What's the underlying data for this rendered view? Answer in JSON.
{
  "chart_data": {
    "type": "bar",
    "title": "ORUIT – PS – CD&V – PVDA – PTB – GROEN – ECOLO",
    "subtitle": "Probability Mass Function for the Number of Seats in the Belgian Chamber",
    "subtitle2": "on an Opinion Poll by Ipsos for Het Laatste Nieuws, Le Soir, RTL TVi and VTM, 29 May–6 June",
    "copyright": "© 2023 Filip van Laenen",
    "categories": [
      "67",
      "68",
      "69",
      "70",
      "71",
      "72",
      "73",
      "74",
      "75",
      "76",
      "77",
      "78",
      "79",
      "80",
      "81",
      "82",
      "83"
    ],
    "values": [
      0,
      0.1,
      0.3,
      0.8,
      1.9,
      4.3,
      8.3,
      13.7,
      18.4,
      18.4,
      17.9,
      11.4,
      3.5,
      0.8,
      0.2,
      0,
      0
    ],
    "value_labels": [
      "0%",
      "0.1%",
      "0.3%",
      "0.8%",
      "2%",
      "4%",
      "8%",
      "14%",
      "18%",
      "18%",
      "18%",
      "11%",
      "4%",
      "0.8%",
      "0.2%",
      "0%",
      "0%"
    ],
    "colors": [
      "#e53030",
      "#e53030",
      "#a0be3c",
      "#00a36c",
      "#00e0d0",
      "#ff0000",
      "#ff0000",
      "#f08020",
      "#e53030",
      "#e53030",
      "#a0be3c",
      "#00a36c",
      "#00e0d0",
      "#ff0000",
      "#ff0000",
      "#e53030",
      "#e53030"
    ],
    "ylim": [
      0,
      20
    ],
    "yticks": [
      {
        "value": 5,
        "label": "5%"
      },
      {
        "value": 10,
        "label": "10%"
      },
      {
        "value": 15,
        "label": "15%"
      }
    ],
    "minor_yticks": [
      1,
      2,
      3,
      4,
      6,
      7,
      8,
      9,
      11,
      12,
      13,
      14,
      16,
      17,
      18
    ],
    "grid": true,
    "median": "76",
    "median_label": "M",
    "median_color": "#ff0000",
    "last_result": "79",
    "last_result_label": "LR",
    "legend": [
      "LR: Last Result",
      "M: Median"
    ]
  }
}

★ ★ ★ ★ ★

* Short task:
Output the entries verbatim.

* Output of the task:
What's the underlying data for this rendered view? Answer in JSON.
{
  "chart_data": {
    "type": "bar",
    "title": "ORUIT – PS – CD&V – PVDA – PTB – GROEN – ECOLO",
    "subtitle": "Probability Mass Function for the Number of Seats in the Belgian Chamber",
    "subtitle2": "on an Opinion Poll by Ipsos for Het Laatste Nieuws, Le Soir, RTL TVi and VTM, 29 May–6 June",
    "copyright": "© 2023 Filip van Laenen",
    "categories": [
      "67",
      "68",
      "69",
      "70",
      "71",
      "72",
      "73",
      "74",
      "75",
      "76",
      "77",
      "78",
      "79",
      "80",
      "81",
      "82",
      "83"
    ],
    "values": [
      0,
      0.1,
      0.3,
      0.8,
      1.9,
      4.3,
      8.3,
      13.7,
      18.4,
      18.4,
      17.9,
      11.4,
      3.5,
      0.8,
      0.2,
      0,
      0
    ],
    "value_labels": [
      "0%",
      "0.1%",
      "0.3%",
      "0.8%",
      "2%",
      "4%",
      "8%",
      "14%",
      "18%",
      "18%",
      "18%",
      "11%",
      "4%",
      "0.8%",
      "0.2%",
      "0%",
      "0%"
    ],
    "colors": [
      "#e53030",
      "#e53030",
      "#a0be3c",
      "#00a36c",
      "#00e0d0",
      "#ff0000",
      "#ff0000",
      "#f08020",
      "#e53030",
      "#e53030",
      "#a0be3c",
      "#00a36c",
      "#00e0d0",
      "#ff0000",
      "#ff0000",
      "#e53030",
      "#e53030"
    ],
    "ylim": [
      0,
      20
    ],
    "yticks": [
      {
        "value": 5,
        "label": "5%"
      },
      {
        "value": 10,
        "label": "10%"
      },
      {
        "value": 15,
        "label": "15%"
      }
    ],
    "minor_yticks": [
      1,
      2,
      3,
      4,
      6,
      7,
      8,
      9,
      11,
      12,
      13,
      14,
      16,
      17,
      18
    ],
    "grid": true,
    "median": "76",
    "median_label": "M",
    "median_color": "#ff0000",
    "last_result": "79",
    "last_result_label": "LR",
    "legend": [
      "LR: Last Result",
      "M: Median"
    ]
  }
}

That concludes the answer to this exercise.